What you will do - Your answer must be every line of the data that holds the string "left".

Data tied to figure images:
•••••

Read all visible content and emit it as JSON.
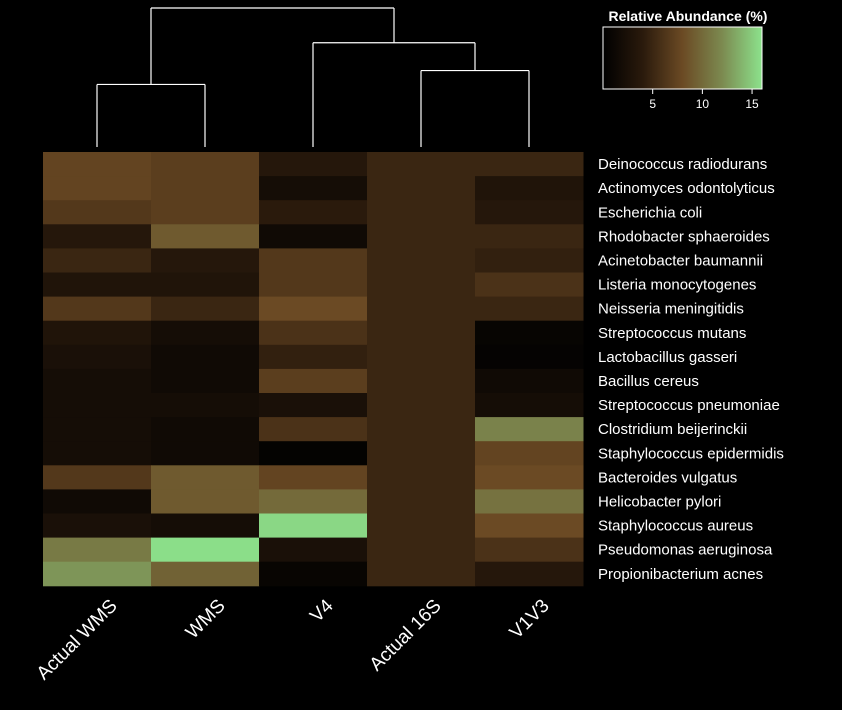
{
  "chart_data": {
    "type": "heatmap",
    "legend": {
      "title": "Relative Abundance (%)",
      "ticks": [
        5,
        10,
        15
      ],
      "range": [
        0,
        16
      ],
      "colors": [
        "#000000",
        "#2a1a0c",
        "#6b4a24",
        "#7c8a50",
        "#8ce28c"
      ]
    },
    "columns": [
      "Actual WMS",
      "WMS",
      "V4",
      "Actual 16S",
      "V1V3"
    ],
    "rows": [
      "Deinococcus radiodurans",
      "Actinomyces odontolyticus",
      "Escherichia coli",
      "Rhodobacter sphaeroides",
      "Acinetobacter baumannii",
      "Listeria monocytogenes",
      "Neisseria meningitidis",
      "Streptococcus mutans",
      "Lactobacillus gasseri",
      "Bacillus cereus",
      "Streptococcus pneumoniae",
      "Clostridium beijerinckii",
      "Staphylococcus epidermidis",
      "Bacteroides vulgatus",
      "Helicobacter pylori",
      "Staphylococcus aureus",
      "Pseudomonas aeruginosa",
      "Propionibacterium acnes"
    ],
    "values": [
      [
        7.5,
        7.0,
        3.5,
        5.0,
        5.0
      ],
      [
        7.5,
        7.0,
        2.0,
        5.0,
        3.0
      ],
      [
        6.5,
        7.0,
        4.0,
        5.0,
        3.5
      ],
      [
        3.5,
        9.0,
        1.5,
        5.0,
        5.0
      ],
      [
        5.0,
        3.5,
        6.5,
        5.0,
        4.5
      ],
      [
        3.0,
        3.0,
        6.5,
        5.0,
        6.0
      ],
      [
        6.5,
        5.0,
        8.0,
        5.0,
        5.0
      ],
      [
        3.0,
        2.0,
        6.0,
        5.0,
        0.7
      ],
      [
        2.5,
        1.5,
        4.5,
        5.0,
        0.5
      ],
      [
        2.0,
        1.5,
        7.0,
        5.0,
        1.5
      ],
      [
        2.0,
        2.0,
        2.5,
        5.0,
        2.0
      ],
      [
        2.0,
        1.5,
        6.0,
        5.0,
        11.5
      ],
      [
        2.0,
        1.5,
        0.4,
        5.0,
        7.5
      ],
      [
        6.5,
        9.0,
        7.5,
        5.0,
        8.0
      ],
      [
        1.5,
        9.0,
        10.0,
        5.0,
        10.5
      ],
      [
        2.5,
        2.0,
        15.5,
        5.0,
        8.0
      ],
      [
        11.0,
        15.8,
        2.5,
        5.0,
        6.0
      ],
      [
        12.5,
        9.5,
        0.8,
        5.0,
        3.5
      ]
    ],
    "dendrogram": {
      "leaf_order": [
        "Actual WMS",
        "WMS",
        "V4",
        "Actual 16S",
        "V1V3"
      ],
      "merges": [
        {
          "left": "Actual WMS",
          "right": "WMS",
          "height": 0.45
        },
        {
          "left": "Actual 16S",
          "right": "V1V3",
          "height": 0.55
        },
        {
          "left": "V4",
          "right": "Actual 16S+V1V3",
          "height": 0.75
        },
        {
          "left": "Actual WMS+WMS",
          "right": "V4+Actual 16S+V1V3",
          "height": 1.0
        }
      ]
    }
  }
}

•••••

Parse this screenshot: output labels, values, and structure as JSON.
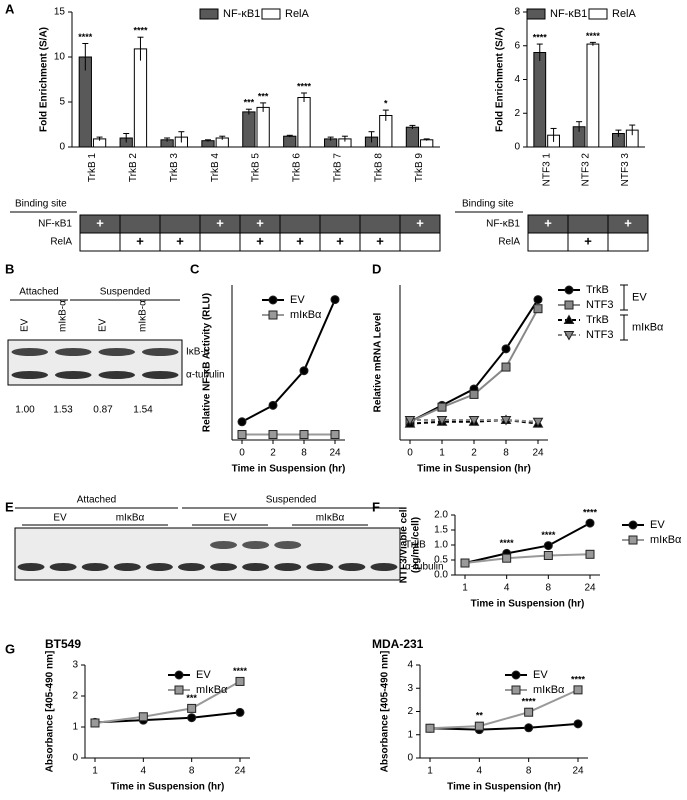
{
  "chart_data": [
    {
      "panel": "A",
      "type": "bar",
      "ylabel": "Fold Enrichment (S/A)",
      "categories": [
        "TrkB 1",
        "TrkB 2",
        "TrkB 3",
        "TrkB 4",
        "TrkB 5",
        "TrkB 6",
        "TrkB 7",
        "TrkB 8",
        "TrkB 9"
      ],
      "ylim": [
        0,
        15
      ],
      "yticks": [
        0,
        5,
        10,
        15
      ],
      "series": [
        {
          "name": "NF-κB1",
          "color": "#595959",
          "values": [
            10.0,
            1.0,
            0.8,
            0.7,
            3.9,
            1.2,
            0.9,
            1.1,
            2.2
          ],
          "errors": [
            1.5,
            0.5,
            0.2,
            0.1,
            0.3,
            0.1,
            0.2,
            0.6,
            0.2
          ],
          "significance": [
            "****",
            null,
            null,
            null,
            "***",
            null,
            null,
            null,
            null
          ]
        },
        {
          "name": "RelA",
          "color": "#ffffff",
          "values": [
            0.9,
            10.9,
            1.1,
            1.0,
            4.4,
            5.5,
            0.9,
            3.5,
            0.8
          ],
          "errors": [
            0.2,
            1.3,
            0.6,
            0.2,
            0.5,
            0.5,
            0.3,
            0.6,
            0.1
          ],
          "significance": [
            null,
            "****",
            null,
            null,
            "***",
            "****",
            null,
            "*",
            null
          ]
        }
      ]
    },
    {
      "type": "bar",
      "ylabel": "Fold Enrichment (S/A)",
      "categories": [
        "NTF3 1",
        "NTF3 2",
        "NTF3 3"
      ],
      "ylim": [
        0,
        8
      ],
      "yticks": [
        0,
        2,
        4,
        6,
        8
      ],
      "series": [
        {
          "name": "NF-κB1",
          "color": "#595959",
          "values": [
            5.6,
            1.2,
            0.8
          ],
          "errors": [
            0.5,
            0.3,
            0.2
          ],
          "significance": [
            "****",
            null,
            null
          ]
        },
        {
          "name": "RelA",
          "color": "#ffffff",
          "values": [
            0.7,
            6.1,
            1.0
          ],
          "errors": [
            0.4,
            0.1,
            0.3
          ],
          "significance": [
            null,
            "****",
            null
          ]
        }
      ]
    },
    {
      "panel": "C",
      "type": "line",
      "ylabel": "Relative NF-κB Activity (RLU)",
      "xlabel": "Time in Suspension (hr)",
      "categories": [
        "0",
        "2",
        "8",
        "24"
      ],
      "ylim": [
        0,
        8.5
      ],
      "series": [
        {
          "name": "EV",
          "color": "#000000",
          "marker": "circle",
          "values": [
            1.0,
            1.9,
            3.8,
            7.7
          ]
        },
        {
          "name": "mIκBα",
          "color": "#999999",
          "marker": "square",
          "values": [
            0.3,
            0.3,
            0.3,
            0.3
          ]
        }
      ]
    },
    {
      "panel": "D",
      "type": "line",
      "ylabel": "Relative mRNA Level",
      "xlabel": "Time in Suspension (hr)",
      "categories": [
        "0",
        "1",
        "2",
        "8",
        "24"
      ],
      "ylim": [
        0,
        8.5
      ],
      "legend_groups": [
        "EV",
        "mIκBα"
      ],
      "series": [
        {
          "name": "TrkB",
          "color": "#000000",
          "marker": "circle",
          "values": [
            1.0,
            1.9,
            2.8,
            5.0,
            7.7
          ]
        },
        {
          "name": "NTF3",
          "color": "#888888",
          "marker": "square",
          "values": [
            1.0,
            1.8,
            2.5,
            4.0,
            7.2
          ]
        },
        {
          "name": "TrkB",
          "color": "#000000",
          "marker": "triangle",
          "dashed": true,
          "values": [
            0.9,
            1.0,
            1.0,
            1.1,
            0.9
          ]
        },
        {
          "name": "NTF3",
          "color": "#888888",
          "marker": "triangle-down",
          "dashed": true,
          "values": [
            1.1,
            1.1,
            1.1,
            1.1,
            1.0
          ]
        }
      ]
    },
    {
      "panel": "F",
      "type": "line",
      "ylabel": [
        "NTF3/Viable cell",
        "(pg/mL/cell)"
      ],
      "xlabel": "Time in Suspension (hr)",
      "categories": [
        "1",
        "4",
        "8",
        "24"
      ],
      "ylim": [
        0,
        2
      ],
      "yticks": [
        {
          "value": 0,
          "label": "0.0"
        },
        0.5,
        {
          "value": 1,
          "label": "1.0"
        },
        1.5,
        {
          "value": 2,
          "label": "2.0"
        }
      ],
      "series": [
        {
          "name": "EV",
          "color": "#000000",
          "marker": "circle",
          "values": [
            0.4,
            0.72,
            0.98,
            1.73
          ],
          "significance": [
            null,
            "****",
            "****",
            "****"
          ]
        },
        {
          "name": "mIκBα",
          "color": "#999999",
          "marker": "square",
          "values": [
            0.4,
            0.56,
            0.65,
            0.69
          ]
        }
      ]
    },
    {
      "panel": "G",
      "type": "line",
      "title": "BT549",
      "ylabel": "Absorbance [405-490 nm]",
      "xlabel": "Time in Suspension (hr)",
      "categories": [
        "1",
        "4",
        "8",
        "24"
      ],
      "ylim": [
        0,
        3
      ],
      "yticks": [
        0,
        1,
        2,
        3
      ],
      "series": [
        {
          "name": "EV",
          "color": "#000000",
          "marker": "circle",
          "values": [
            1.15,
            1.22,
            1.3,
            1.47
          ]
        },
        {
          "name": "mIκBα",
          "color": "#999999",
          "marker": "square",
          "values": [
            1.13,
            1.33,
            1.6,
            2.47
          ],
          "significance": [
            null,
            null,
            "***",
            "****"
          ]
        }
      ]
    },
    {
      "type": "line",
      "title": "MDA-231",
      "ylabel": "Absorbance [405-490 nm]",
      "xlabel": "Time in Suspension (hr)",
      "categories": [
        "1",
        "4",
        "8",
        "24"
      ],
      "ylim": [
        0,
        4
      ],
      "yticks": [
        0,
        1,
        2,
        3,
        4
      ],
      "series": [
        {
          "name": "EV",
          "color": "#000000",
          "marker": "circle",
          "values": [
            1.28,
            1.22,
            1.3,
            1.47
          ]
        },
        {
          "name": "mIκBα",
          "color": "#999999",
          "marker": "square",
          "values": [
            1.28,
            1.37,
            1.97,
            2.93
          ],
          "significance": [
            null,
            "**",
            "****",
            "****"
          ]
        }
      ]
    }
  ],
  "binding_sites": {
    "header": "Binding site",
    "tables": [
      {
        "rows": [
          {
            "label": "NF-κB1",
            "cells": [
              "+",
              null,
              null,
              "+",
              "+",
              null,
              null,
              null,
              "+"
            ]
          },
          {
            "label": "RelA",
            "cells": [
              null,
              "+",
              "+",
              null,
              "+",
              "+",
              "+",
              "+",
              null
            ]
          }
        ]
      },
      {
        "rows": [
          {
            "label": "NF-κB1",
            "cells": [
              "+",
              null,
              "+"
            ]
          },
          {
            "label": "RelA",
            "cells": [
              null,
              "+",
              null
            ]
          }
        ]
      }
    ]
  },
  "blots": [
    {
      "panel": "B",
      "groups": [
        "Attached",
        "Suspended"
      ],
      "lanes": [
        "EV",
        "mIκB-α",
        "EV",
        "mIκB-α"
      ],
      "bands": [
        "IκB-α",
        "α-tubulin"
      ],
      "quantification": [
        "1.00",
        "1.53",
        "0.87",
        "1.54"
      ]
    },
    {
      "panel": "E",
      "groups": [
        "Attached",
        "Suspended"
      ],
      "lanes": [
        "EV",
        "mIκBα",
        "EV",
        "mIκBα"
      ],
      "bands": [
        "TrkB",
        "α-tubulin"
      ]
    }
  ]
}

•••••

Solution to this exercise -
          "left": "Actual WMS",
          "left": "Actual 16S",
          "left": "V4",
          "left": "Actual WMS+WMS",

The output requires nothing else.